## EXERCISE OBJECTIVE
Copy out every line of the data below verbatim, changing nothing.

## MATERIAL SHOWN
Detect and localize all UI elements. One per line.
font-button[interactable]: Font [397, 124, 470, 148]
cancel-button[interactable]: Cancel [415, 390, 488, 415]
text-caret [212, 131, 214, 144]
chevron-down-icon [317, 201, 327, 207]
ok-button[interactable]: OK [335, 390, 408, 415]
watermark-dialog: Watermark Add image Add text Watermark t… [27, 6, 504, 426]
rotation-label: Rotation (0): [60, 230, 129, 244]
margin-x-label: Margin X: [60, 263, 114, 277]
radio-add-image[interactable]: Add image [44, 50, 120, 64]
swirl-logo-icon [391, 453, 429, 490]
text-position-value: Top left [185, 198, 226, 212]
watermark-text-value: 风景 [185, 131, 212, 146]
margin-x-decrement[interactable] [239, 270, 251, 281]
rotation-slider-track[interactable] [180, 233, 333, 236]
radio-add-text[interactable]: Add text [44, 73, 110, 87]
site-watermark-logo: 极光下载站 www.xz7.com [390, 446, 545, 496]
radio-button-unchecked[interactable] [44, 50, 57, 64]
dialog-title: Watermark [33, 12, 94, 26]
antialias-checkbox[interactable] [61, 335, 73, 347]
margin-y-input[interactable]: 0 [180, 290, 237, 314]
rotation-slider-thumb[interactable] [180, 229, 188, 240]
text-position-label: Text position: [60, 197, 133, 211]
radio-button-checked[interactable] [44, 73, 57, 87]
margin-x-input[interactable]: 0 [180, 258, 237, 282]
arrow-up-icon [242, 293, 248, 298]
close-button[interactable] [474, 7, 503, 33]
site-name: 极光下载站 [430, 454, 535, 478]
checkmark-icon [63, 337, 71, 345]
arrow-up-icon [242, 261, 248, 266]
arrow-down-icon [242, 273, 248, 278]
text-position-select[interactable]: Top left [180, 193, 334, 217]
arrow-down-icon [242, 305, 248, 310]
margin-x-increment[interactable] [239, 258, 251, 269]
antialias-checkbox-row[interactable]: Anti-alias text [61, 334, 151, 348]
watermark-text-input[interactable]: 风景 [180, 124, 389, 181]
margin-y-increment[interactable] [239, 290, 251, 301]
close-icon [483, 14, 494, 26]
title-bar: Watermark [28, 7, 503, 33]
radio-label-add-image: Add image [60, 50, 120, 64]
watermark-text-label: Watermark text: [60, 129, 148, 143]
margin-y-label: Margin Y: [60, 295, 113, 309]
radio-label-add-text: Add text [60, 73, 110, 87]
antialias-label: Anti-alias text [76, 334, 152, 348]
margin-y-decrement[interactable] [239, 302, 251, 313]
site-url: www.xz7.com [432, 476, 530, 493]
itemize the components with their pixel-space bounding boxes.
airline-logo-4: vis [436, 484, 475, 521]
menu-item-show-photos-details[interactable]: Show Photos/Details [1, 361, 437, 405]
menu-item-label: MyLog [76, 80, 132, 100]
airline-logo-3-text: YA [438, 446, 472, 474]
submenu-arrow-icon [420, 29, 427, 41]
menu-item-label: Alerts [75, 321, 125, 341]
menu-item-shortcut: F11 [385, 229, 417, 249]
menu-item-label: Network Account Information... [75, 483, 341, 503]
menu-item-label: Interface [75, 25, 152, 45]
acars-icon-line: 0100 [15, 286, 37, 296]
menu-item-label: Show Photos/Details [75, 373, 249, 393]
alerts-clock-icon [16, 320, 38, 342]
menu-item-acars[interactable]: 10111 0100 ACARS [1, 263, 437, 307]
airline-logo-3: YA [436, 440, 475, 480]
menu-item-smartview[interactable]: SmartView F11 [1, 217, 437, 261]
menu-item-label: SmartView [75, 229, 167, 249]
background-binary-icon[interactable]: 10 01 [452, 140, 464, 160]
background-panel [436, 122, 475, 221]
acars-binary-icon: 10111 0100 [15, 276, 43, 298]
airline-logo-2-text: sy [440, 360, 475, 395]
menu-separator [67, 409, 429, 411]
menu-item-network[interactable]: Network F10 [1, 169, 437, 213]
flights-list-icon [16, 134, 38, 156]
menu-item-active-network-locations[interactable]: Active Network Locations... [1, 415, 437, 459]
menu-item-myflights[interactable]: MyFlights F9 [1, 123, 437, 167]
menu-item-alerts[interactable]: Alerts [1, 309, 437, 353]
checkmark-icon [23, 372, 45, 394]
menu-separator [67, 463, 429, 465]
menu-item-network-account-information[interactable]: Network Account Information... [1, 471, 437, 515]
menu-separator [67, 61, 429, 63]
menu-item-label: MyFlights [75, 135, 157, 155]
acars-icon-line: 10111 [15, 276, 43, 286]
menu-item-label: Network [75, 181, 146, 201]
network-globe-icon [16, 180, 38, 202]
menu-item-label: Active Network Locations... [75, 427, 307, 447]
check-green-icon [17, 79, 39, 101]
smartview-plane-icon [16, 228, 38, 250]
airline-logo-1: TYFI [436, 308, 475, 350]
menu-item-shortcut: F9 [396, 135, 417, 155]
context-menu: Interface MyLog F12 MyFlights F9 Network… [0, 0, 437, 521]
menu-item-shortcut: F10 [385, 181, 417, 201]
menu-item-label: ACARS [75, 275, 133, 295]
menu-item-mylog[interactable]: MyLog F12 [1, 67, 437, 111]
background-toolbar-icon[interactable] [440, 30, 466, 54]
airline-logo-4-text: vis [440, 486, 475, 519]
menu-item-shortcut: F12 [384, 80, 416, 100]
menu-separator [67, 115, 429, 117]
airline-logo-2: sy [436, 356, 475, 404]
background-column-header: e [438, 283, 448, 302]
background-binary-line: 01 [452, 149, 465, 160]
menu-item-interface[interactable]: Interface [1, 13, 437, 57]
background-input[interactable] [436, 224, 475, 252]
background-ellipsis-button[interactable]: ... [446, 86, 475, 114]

## TASK SOLUTION
Detect and localize all UI elements. One per line.
font-button[interactable]: Font [397, 124, 470, 148]
cancel-button[interactable]: Cancel [415, 390, 488, 415]
text-caret [212, 131, 214, 144]
chevron-down-icon [317, 201, 327, 207]
ok-button[interactable]: OK [335, 390, 408, 415]
watermark-dialog: Watermark Add image Add text Watermark t… [27, 6, 504, 426]
rotation-label: Rotation (0): [60, 230, 129, 244]
margin-x-label: Margin X: [60, 263, 114, 277]
radio-add-image[interactable]: Add image [44, 50, 120, 64]
swirl-logo-icon [391, 453, 429, 490]
text-position-value: Top left [185, 198, 226, 212]
watermark-text-value: 风景 [185, 131, 212, 146]
margin-x-decrement[interactable] [239, 270, 251, 281]
rotation-slider-track[interactable] [180, 233, 333, 236]
radio-add-text[interactable]: Add text [44, 73, 110, 87]
site-watermark-logo: 极光下载站 www.xz7.com [390, 446, 545, 496]
radio-button-unchecked[interactable] [44, 50, 57, 64]
dialog-title: Watermark [33, 12, 94, 26]
antialias-checkbox[interactable] [61, 335, 73, 347]
margin-y-input[interactable]: 0 [180, 290, 237, 314]
rotation-slider-thumb[interactable] [180, 229, 188, 240]
text-position-label: Text position: [60, 197, 133, 211]
radio-button-checked[interactable] [44, 73, 57, 87]
margin-x-input[interactable]: 0 [180, 258, 237, 282]
arrow-up-icon [242, 293, 248, 298]
close-button[interactable] [474, 7, 503, 33]
site-name: 极光下载站 [430, 454, 535, 478]
checkmark-icon [63, 337, 71, 345]
arrow-up-icon [242, 261, 248, 266]
arrow-down-icon [242, 273, 248, 278]
text-position-select[interactable]: Top left [180, 193, 334, 217]
arrow-down-icon [242, 305, 248, 310]
margin-x-increment[interactable] [239, 258, 251, 269]
antialias-checkbox-row[interactable]: Anti-alias text [61, 334, 151, 348]
watermark-text-input[interactable]: 风景 [180, 124, 389, 181]
margin-y-increment[interactable] [239, 290, 251, 301]
close-icon [483, 14, 494, 26]
title-bar: Watermark [28, 7, 503, 33]
radio-label-add-image: Add image [60, 50, 120, 64]
watermark-text-label: Watermark text: [60, 129, 148, 143]
margin-y-label: Margin Y: [60, 295, 113, 309]
radio-label-add-text: Add text [60, 73, 110, 87]
antialias-label: Anti-alias text [76, 334, 152, 348]
margin-y-decrement[interactable] [239, 302, 251, 313]
site-url: www.xz7.com [432, 476, 530, 493]
itemize the components with their pixel-space bounding boxes.
airline-logo-4: vis [436, 484, 475, 521]
menu-item-show-photos-details[interactable]: Show Photos/Details [1, 361, 437, 405]
menu-item-label: MyLog [76, 80, 132, 100]
airline-logo-3-text: YA [438, 446, 472, 474]
submenu-arrow-icon [420, 29, 427, 41]
menu-item-label: Alerts [75, 321, 125, 341]
menu-item-shortcut: F11 [385, 229, 417, 249]
menu-item-label: Network Account Information... [75, 483, 341, 503]
menu-item-label: Interface [75, 25, 152, 45]
acars-icon-line: 0100 [15, 286, 37, 296]
menu-item-label: Show Photos/Details [75, 373, 249, 393]
alerts-clock-icon [16, 320, 38, 342]
menu-item-acars[interactable]: 10111 0100 ACARS [1, 263, 437, 307]
airline-logo-3: YA [436, 440, 475, 480]
menu-item-smartview[interactable]: SmartView F11 [1, 217, 437, 261]
menu-item-label: SmartView [75, 229, 167, 249]
background-binary-icon[interactable]: 10 01 [452, 140, 464, 160]
background-panel [436, 122, 475, 221]
acars-binary-icon: 10111 0100 [15, 276, 43, 298]
airline-logo-2-text: sy [440, 360, 475, 395]
menu-separator [67, 409, 429, 411]
menu-item-network[interactable]: Network F10 [1, 169, 437, 213]
flights-list-icon [16, 134, 38, 156]
menu-item-active-network-locations[interactable]: Active Network Locations... [1, 415, 437, 459]
menu-item-myflights[interactable]: MyFlights F9 [1, 123, 437, 167]
menu-item-alerts[interactable]: Alerts [1, 309, 437, 353]
checkmark-icon [23, 372, 45, 394]
menu-separator [67, 463, 429, 465]
menu-item-network-account-information[interactable]: Network Account Information... [1, 471, 437, 515]
menu-separator [67, 61, 429, 63]
menu-item-label: MyFlights [75, 135, 157, 155]
acars-icon-line: 10111 [15, 276, 43, 286]
menu-item-label: Network [75, 181, 146, 201]
network-globe-icon [16, 180, 38, 202]
menu-item-label: Active Network Locations... [75, 427, 307, 447]
check-green-icon [17, 79, 39, 101]
smartview-plane-icon [16, 228, 38, 250]
airline-logo-1: TYFI [436, 308, 475, 350]
menu-item-shortcut: F9 [396, 135, 417, 155]
context-menu: Interface MyLog F12 MyFlights F9 Network… [0, 0, 437, 521]
menu-item-shortcut: F10 [385, 181, 417, 201]
menu-item-label: ACARS [75, 275, 133, 295]
menu-item-mylog[interactable]: MyLog F12 [1, 67, 437, 111]
background-toolbar-icon[interactable] [440, 30, 466, 54]
airline-logo-4-text: vis [440, 486, 475, 519]
menu-item-shortcut: F12 [384, 80, 416, 100]
menu-separator [67, 115, 429, 117]
airline-logo-2: sy [436, 356, 475, 404]
background-column-header: e [438, 283, 448, 302]
background-binary-line: 01 [452, 149, 465, 160]
menu-item-interface[interactable]: Interface [1, 13, 437, 57]
background-input[interactable] [436, 224, 475, 252]
background-ellipsis-button[interactable]: ... [446, 86, 475, 114]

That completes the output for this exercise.